> **Exercise directions**
Each line containing the word "value" should be found and copied.

Collected data

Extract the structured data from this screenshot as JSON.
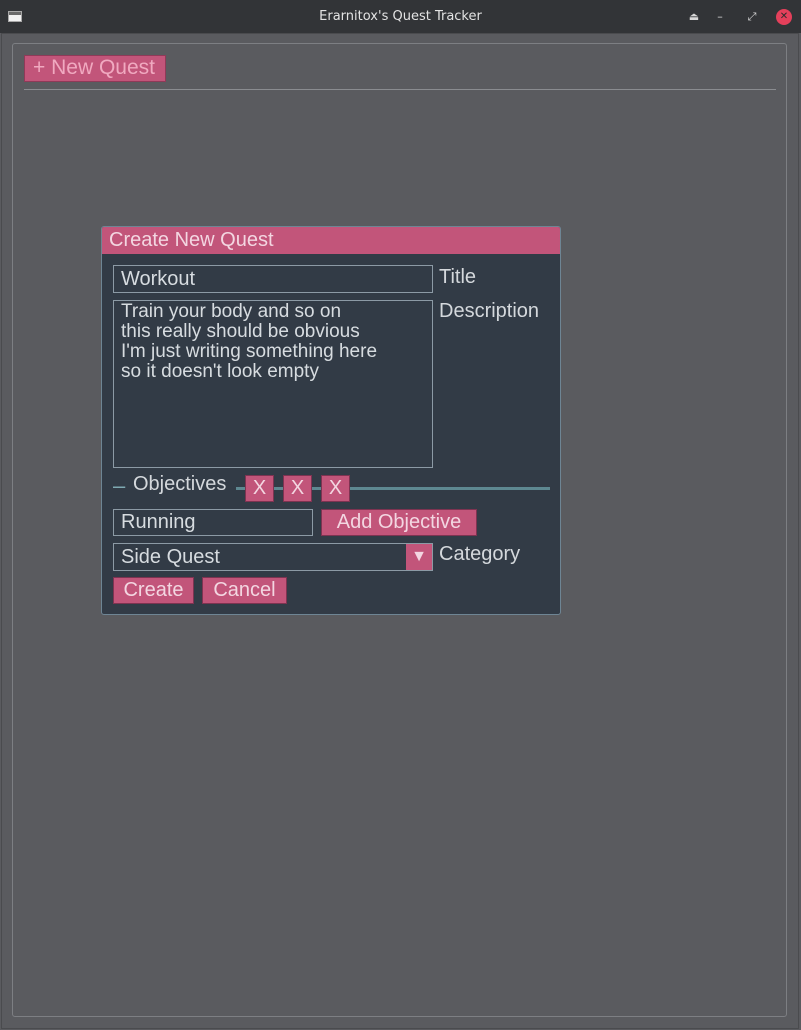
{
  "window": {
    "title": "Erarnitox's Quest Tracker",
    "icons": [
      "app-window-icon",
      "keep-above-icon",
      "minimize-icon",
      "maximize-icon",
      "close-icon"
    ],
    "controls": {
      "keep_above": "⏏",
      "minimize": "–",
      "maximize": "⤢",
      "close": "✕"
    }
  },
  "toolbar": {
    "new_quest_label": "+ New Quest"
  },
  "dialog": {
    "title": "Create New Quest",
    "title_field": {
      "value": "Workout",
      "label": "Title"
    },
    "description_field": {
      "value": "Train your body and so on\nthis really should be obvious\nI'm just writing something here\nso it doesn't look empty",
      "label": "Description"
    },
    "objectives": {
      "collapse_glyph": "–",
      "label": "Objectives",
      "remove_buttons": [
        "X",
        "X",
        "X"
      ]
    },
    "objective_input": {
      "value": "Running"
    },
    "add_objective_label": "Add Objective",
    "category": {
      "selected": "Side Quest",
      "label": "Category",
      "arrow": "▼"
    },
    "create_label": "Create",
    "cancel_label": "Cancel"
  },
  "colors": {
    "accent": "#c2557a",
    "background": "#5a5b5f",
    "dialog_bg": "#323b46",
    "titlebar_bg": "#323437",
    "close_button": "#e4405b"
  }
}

> **Answer for the task**
      "value": "Workout",
      "value": "Train your body and so on\nthis really should be obvious\nI'm just writing something here\nso it doesn't look empty",
      "value": "Running"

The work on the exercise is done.